Task brief:
Count lines, not occurrences: report how many lines in the records hold the string "County", and nothing else.

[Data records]
━━━━━━

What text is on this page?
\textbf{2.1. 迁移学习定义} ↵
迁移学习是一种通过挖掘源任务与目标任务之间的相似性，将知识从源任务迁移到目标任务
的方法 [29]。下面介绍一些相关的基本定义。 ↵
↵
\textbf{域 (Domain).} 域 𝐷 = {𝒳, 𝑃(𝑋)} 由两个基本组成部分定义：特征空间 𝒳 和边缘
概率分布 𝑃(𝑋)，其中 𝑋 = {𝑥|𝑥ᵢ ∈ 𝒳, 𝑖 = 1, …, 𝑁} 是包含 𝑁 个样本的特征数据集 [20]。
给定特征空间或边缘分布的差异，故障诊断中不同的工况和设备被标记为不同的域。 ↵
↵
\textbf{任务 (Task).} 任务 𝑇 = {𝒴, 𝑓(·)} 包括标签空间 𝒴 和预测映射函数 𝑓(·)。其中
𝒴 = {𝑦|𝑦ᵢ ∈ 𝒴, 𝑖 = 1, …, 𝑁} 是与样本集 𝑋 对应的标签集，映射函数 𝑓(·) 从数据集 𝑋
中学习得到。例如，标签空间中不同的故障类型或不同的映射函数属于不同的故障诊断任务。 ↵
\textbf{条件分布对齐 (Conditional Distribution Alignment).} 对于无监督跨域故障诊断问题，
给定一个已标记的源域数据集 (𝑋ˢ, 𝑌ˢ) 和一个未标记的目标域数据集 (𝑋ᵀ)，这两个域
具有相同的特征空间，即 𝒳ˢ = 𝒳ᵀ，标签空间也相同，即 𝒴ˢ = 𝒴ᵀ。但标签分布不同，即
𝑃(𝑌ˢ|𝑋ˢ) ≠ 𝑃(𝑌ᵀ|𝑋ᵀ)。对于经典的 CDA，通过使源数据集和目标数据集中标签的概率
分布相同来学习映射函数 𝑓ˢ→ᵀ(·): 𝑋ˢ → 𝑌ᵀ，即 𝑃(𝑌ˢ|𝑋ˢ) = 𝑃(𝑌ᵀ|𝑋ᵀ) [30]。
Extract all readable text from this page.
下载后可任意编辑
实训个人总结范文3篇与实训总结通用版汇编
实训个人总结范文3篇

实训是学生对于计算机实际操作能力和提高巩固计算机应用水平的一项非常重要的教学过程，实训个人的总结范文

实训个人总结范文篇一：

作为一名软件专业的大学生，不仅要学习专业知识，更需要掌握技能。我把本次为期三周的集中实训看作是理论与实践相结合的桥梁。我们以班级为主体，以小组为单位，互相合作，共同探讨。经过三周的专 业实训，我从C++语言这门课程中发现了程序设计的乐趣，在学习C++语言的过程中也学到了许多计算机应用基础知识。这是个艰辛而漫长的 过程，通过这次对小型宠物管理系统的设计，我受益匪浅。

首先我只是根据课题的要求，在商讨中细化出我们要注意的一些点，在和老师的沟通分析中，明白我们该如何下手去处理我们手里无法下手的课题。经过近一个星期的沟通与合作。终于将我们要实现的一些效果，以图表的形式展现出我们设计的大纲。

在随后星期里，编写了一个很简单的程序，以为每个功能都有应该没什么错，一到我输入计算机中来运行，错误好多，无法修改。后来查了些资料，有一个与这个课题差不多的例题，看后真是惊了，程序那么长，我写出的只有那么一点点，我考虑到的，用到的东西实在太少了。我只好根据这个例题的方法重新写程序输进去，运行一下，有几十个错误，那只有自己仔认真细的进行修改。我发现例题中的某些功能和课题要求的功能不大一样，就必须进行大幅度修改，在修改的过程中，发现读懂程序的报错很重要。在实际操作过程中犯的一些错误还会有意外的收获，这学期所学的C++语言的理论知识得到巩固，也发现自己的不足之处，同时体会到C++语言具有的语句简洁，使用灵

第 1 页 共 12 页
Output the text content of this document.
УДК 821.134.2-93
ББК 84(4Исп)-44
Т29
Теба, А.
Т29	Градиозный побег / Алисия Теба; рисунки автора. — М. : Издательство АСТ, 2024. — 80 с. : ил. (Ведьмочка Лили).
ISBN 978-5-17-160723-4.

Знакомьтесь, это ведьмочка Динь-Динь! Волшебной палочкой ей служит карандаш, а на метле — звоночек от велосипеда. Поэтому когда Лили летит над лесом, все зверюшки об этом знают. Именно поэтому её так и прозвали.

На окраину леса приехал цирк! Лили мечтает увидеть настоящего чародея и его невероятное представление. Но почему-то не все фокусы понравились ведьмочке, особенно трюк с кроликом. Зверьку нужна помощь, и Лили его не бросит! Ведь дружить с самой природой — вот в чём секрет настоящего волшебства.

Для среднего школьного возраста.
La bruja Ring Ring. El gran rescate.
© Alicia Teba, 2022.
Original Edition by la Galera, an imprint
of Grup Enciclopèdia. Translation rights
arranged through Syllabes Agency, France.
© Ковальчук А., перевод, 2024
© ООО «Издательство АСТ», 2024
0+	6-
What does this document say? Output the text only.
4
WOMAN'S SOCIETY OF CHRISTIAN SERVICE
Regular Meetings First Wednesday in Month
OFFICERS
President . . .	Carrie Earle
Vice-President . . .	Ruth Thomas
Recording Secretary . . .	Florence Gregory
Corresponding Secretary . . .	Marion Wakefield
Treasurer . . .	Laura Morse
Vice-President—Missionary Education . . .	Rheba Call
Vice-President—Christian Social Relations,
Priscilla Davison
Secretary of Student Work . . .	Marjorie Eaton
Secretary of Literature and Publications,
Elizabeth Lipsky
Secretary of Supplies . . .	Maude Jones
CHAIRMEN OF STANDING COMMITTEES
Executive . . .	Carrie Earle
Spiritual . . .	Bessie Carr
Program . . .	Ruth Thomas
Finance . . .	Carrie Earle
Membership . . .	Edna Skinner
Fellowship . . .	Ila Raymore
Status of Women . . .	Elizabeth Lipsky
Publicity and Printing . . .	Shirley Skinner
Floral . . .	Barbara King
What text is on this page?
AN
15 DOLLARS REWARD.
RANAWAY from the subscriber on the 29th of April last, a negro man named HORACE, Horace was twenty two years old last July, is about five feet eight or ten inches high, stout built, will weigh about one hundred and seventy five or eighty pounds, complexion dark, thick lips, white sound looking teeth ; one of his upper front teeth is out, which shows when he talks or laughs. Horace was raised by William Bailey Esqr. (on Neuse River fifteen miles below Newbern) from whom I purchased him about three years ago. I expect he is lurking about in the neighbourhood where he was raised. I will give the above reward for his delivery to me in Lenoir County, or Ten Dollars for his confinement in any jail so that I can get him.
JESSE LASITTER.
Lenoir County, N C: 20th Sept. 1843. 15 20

━━━━━━

Task output:
2